### TASK BRIEF
When a line in the entries contains the word "Biochem", copy that line in full.

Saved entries
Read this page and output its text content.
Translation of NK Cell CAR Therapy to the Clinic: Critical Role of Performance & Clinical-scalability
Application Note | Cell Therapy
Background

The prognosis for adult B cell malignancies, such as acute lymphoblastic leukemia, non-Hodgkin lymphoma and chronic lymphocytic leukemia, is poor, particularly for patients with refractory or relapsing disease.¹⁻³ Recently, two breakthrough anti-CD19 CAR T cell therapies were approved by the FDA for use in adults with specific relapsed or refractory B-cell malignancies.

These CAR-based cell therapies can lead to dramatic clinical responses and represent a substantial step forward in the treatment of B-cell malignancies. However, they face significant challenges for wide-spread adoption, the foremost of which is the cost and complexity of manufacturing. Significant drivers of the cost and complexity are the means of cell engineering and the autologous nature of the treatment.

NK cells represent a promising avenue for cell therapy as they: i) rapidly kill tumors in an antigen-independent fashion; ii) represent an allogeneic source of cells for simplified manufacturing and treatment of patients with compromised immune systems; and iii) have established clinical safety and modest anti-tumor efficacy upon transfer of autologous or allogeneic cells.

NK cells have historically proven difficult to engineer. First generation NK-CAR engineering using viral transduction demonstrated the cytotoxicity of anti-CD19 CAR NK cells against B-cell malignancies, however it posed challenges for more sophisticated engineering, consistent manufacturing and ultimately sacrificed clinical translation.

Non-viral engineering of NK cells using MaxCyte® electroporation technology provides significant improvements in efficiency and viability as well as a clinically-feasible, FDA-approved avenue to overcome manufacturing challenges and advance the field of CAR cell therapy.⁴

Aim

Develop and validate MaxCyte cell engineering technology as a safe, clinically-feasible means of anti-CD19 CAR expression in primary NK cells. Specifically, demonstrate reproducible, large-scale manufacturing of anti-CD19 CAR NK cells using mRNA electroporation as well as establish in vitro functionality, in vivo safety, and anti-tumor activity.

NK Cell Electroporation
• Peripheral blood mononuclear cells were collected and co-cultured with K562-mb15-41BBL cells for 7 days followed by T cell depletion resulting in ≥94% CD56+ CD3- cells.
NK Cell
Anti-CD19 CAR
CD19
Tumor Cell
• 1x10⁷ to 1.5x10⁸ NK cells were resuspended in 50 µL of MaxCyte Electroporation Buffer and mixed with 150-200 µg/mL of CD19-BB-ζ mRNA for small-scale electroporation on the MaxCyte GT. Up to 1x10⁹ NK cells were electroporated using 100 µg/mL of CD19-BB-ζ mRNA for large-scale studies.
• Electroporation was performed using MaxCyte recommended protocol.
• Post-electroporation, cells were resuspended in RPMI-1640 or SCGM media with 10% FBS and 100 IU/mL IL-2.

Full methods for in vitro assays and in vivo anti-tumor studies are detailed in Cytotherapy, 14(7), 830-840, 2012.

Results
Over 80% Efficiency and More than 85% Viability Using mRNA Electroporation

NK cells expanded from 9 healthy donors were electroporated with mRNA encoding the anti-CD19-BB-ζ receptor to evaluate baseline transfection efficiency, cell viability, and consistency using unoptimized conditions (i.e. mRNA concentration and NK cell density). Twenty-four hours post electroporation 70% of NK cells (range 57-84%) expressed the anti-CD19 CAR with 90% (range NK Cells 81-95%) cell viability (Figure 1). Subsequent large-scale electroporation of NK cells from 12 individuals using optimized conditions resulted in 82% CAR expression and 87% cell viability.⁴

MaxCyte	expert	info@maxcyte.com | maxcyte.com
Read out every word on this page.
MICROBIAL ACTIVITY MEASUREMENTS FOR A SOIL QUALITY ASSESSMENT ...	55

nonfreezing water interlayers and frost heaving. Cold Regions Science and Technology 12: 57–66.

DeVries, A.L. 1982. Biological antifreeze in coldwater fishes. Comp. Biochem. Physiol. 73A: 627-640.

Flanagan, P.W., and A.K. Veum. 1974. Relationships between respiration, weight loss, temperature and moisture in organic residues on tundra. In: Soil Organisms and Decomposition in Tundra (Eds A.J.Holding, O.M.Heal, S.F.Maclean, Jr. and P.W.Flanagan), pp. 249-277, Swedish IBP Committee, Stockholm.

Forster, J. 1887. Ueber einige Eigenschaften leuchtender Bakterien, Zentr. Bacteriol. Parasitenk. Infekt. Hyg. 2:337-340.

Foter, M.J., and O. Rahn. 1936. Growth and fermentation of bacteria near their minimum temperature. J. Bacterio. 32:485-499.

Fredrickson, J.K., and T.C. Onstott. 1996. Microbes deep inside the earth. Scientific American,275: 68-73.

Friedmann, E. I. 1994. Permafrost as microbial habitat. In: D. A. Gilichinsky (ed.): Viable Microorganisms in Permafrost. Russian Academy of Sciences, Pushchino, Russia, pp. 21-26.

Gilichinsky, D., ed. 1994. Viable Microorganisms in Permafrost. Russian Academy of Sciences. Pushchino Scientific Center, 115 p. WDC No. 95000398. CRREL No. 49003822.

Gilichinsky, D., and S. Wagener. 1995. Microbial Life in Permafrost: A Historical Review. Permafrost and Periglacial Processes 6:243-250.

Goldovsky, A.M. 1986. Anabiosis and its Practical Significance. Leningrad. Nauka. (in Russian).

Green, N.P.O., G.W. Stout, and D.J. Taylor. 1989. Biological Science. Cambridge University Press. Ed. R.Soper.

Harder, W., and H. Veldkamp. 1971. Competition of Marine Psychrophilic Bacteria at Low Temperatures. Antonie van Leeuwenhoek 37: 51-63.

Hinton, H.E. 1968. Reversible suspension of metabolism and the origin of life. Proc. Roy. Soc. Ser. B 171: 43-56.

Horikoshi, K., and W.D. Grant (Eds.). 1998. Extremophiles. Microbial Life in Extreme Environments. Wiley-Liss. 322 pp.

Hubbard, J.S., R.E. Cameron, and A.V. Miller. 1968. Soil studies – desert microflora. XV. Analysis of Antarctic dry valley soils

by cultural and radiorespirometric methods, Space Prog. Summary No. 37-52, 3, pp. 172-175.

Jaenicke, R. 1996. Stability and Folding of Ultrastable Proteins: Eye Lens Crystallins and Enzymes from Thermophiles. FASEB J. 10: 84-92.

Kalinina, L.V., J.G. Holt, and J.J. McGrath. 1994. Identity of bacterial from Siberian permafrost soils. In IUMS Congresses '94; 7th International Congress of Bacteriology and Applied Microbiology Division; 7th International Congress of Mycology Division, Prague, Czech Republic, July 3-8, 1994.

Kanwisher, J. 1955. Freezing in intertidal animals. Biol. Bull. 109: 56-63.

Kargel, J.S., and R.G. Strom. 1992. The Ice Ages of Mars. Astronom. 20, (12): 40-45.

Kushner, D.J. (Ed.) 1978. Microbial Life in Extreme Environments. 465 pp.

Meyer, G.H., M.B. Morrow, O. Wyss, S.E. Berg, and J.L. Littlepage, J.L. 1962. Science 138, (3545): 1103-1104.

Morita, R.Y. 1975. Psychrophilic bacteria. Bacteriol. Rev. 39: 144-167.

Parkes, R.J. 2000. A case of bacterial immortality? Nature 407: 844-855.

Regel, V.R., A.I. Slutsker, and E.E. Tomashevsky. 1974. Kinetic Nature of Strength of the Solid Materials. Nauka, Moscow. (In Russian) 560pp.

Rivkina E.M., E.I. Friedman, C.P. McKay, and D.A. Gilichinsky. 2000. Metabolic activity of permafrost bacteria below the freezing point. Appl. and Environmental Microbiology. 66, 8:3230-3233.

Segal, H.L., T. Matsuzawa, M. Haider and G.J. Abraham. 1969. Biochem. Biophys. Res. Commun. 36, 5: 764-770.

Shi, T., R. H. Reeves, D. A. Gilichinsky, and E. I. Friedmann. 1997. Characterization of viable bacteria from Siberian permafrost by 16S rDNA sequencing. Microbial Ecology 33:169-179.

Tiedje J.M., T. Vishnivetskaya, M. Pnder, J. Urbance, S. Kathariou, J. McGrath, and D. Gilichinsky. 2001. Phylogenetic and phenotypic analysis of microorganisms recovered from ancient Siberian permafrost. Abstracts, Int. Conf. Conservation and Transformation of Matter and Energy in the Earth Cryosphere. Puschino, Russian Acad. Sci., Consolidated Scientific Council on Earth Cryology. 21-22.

### WRITTEN ANSWER
DeVries, A.L. 1982. Biological antifreeze in coldwater fishes. Comp. Biochem. Physiol. 73A: 627-640.
Segal, H.L., T. Matsuzawa, M. Haider and G.J. Abraham. 1969. Biochem. Biophys. Res. Commun. 36, 5: 764-770.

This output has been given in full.